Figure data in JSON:

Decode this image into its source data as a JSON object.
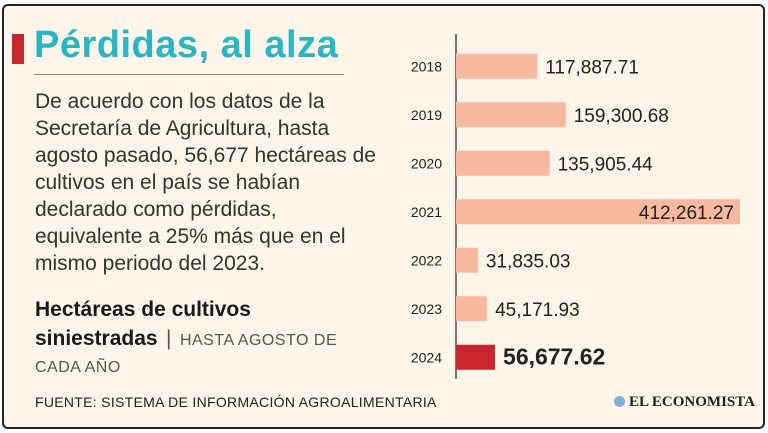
{
  "title": "Pérdidas, al alza",
  "description": "De acuerdo con los datos de la Secretaría de Agricultura, hasta agosto pasado, 56,677 hectáreas de cultivos en el país se habían declarado como pérdidas, equivalente a 25% más que en el mismo periodo del 2023.",
  "subtitle": {
    "main": "Hectáreas de cultivos siniestradas",
    "separator": "|",
    "qualifier": "HASTA AGOSTO DE CADA AÑO"
  },
  "source": "FUENTE: SISTEMA DE INFORMACIÓN AGROALIMENTARIA",
  "brand": "EL ECONOMISTA",
  "colors": {
    "title": "#28b5c4",
    "accent": "#c8252c",
    "bar": "#f8b9a0",
    "bar_highlight": "#c8252c",
    "background": "#fdf5ea"
  },
  "chart_data": {
    "type": "bar",
    "orientation": "horizontal",
    "categories": [
      "2018",
      "2019",
      "2020",
      "2021",
      "2022",
      "2023",
      "2024"
    ],
    "values": [
      117887.71,
      159300.68,
      135905.44,
      412261.27,
      31835.03,
      45171.93,
      56677.62
    ],
    "value_labels": [
      "117,887.71",
      "159,300.68",
      "135,905.44",
      "412,261.27",
      "31,835.03",
      "45,171.93",
      "56,677.62"
    ],
    "highlight": "2024",
    "xlim": [
      0,
      412261.27
    ],
    "grid": false,
    "legend": "none"
  }
}
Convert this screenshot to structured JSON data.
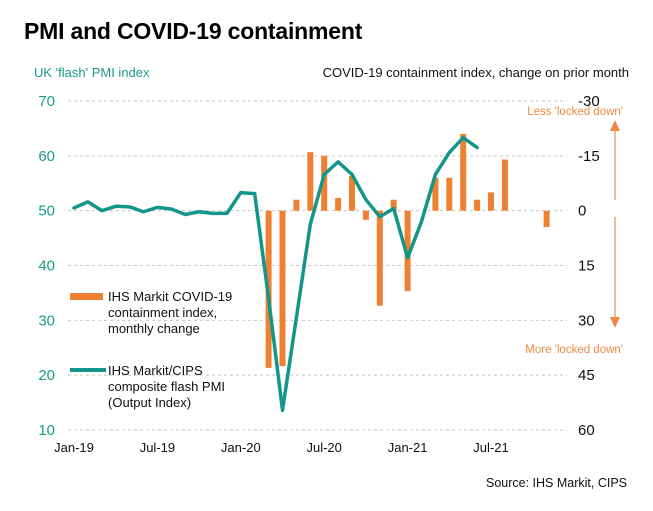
{
  "title": "PMI and COVID-19 containment",
  "left_axis_title": "UK 'flash' PMI index",
  "right_axis_title": "COVID-19 containment index, change on prior month",
  "source": "Source: IHS Markit, CIPS",
  "colors": {
    "pmi_line": "#13968a",
    "containment_bars": "#ee8131",
    "annotation": "#ee8a45",
    "left_axis_text": "#1a9a8c",
    "gridline": "#c8c8c8"
  },
  "chart_data": {
    "type": "bar+line",
    "title": "PMI and COVID-19 containment",
    "xlabel": "",
    "ylabel_left": "UK 'flash' PMI index",
    "ylabel_right": "COVID-19 containment index, change on prior month",
    "ylim_left": [
      10,
      70
    ],
    "yticks_left": [
      "70",
      "60",
      "50",
      "40",
      "30",
      "20",
      "10"
    ],
    "ylim_right": [
      -30,
      60
    ],
    "right_axis_inverted": true,
    "yticks_right": [
      "-30",
      "-15",
      "0",
      "15",
      "30",
      "45",
      "60"
    ],
    "grid": true,
    "x": [
      "Jan-19",
      "Feb-19",
      "Mar-19",
      "Apr-19",
      "May-19",
      "Jun-19",
      "Jul-19",
      "Aug-19",
      "Sep-19",
      "Oct-19",
      "Nov-19",
      "Dec-19",
      "Jan-20",
      "Feb-20",
      "Mar-20",
      "Apr-20",
      "May-20",
      "Jun-20",
      "Jul-20",
      "Aug-20",
      "Sep-20",
      "Oct-20",
      "Nov-20",
      "Dec-20",
      "Jan-21",
      "Feb-21",
      "Mar-21",
      "Apr-21",
      "May-21",
      "Jun-21",
      "Jul-21",
      "Aug-21",
      "Sep-21",
      "Oct-21",
      "Nov-21"
    ],
    "xtick_labels": [
      "Jan-19",
      "Jul-19",
      "Jan-20",
      "Jul-20",
      "Jan-21",
      "Jul-21"
    ],
    "series": [
      {
        "name": "IHS Markit COVID-19 containment index, monthly change",
        "type": "bar",
        "axis": "right",
        "values": [
          null,
          null,
          null,
          null,
          null,
          null,
          null,
          null,
          null,
          null,
          null,
          null,
          null,
          null,
          43,
          42.5,
          -3,
          -16,
          -15,
          -3.5,
          -9.5,
          2.5,
          26,
          -3,
          22,
          0,
          -9,
          -9,
          -21,
          -3,
          -5,
          -14,
          0,
          0,
          4.5
        ]
      },
      {
        "name": "IHS Markit/CIPS composite flash PMI (Output Index)",
        "type": "line",
        "axis": "left",
        "values": [
          50.5,
          51.6,
          50.0,
          50.8,
          50.7,
          49.8,
          50.6,
          50.3,
          49.3,
          49.8,
          49.5,
          49.5,
          53.3,
          53.1,
          34.0,
          13.6,
          30.5,
          47.5,
          56.6,
          58.9,
          56.6,
          52.0,
          48.9,
          50.4,
          41.4,
          48.0,
          56.6,
          60.6,
          63.3,
          61.5,
          null,
          null,
          null,
          null,
          null
        ]
      }
    ],
    "legend": {
      "placement": "left-center",
      "entries": [
        {
          "lines": [
            "IHS Markit COVID-19",
            "containment index,",
            "monthly change"
          ]
        },
        {
          "lines": [
            "IHS Markit/CIPS",
            "composite flash PMI",
            "(Output Index)"
          ]
        }
      ]
    },
    "annotations": {
      "up_arrow_label": "Less 'locked down'",
      "down_arrow_label": "More 'locked down'"
    }
  }
}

◆ Instructions for the task ◆
Find each line with the string "CIPS" and copy it out.

◆ Output ◆
  "source": "Source: IHS Markit, CIPS",
        "name": "IHS Markit/CIPS composite flash PMI (Output Index)",
            "IHS Markit/CIPS",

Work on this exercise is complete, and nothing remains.